══ SUPPLIED MATERIAL ══

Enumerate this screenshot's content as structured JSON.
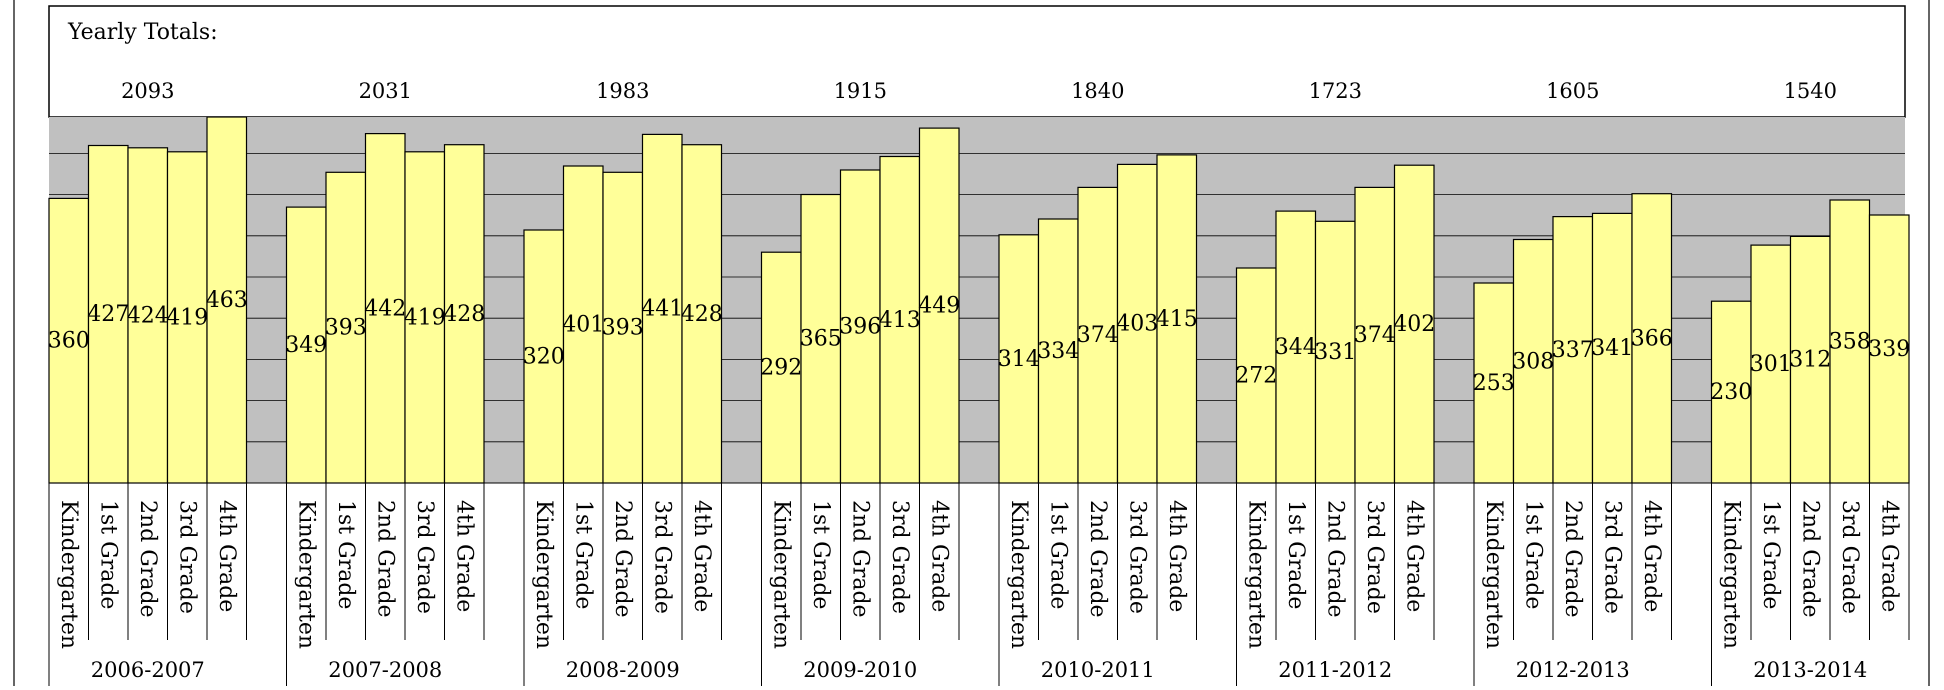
{
  "header": {
    "title": "Yearly Totals:"
  },
  "chart_data": {
    "type": "bar",
    "title": "Yearly Totals:",
    "xlabel": "",
    "ylabel": "",
    "grid": true,
    "ylim": [
      0,
      463
    ],
    "groups": [
      {
        "year": "2006-2007",
        "total": "2093",
        "bars": [
          {
            "label": "Kindergarten",
            "value": 360
          },
          {
            "label": "1st Grade",
            "value": 427
          },
          {
            "label": "2nd Grade",
            "value": 424
          },
          {
            "label": "3rd Grade",
            "value": 419
          },
          {
            "label": "4th Grade",
            "value": 463
          }
        ]
      },
      {
        "year": "2007-2008",
        "total": "2031",
        "bars": [
          {
            "label": "Kindergarten",
            "value": 349
          },
          {
            "label": "1st Grade",
            "value": 393
          },
          {
            "label": "2nd Grade",
            "value": 442
          },
          {
            "label": "3rd Grade",
            "value": 419
          },
          {
            "label": "4th Grade",
            "value": 428
          }
        ]
      },
      {
        "year": "2008-2009",
        "total": "1983",
        "bars": [
          {
            "label": "Kindergarten",
            "value": 320
          },
          {
            "label": "1st Grade",
            "value": 401
          },
          {
            "label": "2nd Grade",
            "value": 393
          },
          {
            "label": "3rd Grade",
            "value": 441
          },
          {
            "label": "4th Grade",
            "value": 428
          }
        ]
      },
      {
        "year": "2009-2010",
        "total": "1915",
        "bars": [
          {
            "label": "Kindergarten",
            "value": 292
          },
          {
            "label": "1st Grade",
            "value": 365
          },
          {
            "label": "2nd Grade",
            "value": 396
          },
          {
            "label": "3rd Grade",
            "value": 413
          },
          {
            "label": "4th Grade",
            "value": 449
          }
        ]
      },
      {
        "year": "2010-2011",
        "total": "1840",
        "bars": [
          {
            "label": "Kindergarten",
            "value": 314
          },
          {
            "label": "1st Grade",
            "value": 334
          },
          {
            "label": "2nd Grade",
            "value": 374
          },
          {
            "label": "3rd Grade",
            "value": 403
          },
          {
            "label": "4th Grade",
            "value": 415
          }
        ]
      },
      {
        "year": "2011-2012",
        "total": "1723",
        "bars": [
          {
            "label": "Kindergarten",
            "value": 272
          },
          {
            "label": "1st Grade",
            "value": 344
          },
          {
            "label": "2nd Grade",
            "value": 331
          },
          {
            "label": "3rd Grade",
            "value": 374
          },
          {
            "label": "4th Grade",
            "value": 402
          }
        ]
      },
      {
        "year": "2012-2013",
        "total": "1605",
        "bars": [
          {
            "label": "Kindergarten",
            "value": 253
          },
          {
            "label": "1st Grade",
            "value": 308
          },
          {
            "label": "2nd Grade",
            "value": 337
          },
          {
            "label": "3rd Grade",
            "value": 341
          },
          {
            "label": "4th Grade",
            "value": 366
          }
        ]
      },
      {
        "year": "2013-2014",
        "total": "1540",
        "bars": [
          {
            "label": "Kindergarten",
            "value": 230
          },
          {
            "label": "1st Grade",
            "value": 301
          },
          {
            "label": "2nd Grade",
            "value": 312
          },
          {
            "label": "3rd Grade",
            "value": 358
          },
          {
            "label": "4th Grade",
            "value": 339
          }
        ]
      }
    ],
    "colors": {
      "bar_fill": "#ffff99",
      "bar_stroke": "#000000",
      "plot_bg": "#c0c0c0",
      "grid": "#000000"
    }
  }
}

═══

SHORT TASK: Above are records with pictures; repeat the records exactly and leave the pictures out.

CORRECT ANSWER:
Enumerate this screenshot's content as structured JSON.
{
  "header": {
    "title": "Yearly Totals:"
  },
  "chart_data": {
    "type": "bar",
    "title": "Yearly Totals:",
    "xlabel": "",
    "ylabel": "",
    "grid": true,
    "ylim": [
      0,
      463
    ],
    "groups": [
      {
        "year": "2006-2007",
        "total": "2093",
        "bars": [
          {
            "label": "Kindergarten",
            "value": 360
          },
          {
            "label": "1st Grade",
            "value": 427
          },
          {
            "label": "2nd Grade",
            "value": 424
          },
          {
            "label": "3rd Grade",
            "value": 419
          },
          {
            "label": "4th Grade",
            "value": 463
          }
        ]
      },
      {
        "year": "2007-2008",
        "total": "2031",
        "bars": [
          {
            "label": "Kindergarten",
            "value": 349
          },
          {
            "label": "1st Grade",
            "value": 393
          },
          {
            "label": "2nd Grade",
            "value": 442
          },
          {
            "label": "3rd Grade",
            "value": 419
          },
          {
            "label": "4th Grade",
            "value": 428
          }
        ]
      },
      {
        "year": "2008-2009",
        "total": "1983",
        "bars": [
          {
            "label": "Kindergarten",
            "value": 320
          },
          {
            "label": "1st Grade",
            "value": 401
          },
          {
            "label": "2nd Grade",
            "value": 393
          },
          {
            "label": "3rd Grade",
            "value": 441
          },
          {
            "label": "4th Grade",
            "value": 428
          }
        ]
      },
      {
        "year": "2009-2010",
        "total": "1915",
        "bars": [
          {
            "label": "Kindergarten",
            "value": 292
          },
          {
            "label": "1st Grade",
            "value": 365
          },
          {
            "label": "2nd Grade",
            "value": 396
          },
          {
            "label": "3rd Grade",
            "value": 413
          },
          {
            "label": "4th Grade",
            "value": 449
          }
        ]
      },
      {
        "year": "2010-2011",
        "total": "1840",
        "bars": [
          {
            "label": "Kindergarten",
            "value": 314
          },
          {
            "label": "1st Grade",
            "value": 334
          },
          {
            "label": "2nd Grade",
            "value": 374
          },
          {
            "label": "3rd Grade",
            "value": 403
          },
          {
            "label": "4th Grade",
            "value": 415
          }
        ]
      },
      {
        "year": "2011-2012",
        "total": "1723",
        "bars": [
          {
            "label": "Kindergarten",
            "value": 272
          },
          {
            "label": "1st Grade",
            "value": 344
          },
          {
            "label": "2nd Grade",
            "value": 331
          },
          {
            "label": "3rd Grade",
            "value": 374
          },
          {
            "label": "4th Grade",
            "value": 402
          }
        ]
      },
      {
        "year": "2012-2013",
        "total": "1605",
        "bars": [
          {
            "label": "Kindergarten",
            "value": 253
          },
          {
            "label": "1st Grade",
            "value": 308
          },
          {
            "label": "2nd Grade",
            "value": 337
          },
          {
            "label": "3rd Grade",
            "value": 341
          },
          {
            "label": "4th Grade",
            "value": 366
          }
        ]
      },
      {
        "year": "2013-2014",
        "total": "1540",
        "bars": [
          {
            "label": "Kindergarten",
            "value": 230
          },
          {
            "label": "1st Grade",
            "value": 301
          },
          {
            "label": "2nd Grade",
            "value": 312
          },
          {
            "label": "3rd Grade",
            "value": 358
          },
          {
            "label": "4th Grade",
            "value": 339
          }
        ]
      }
    ],
    "colors": {
      "bar_fill": "#ffff99",
      "bar_stroke": "#000000",
      "plot_bg": "#c0c0c0",
      "grid": "#000000"
    }
  }
}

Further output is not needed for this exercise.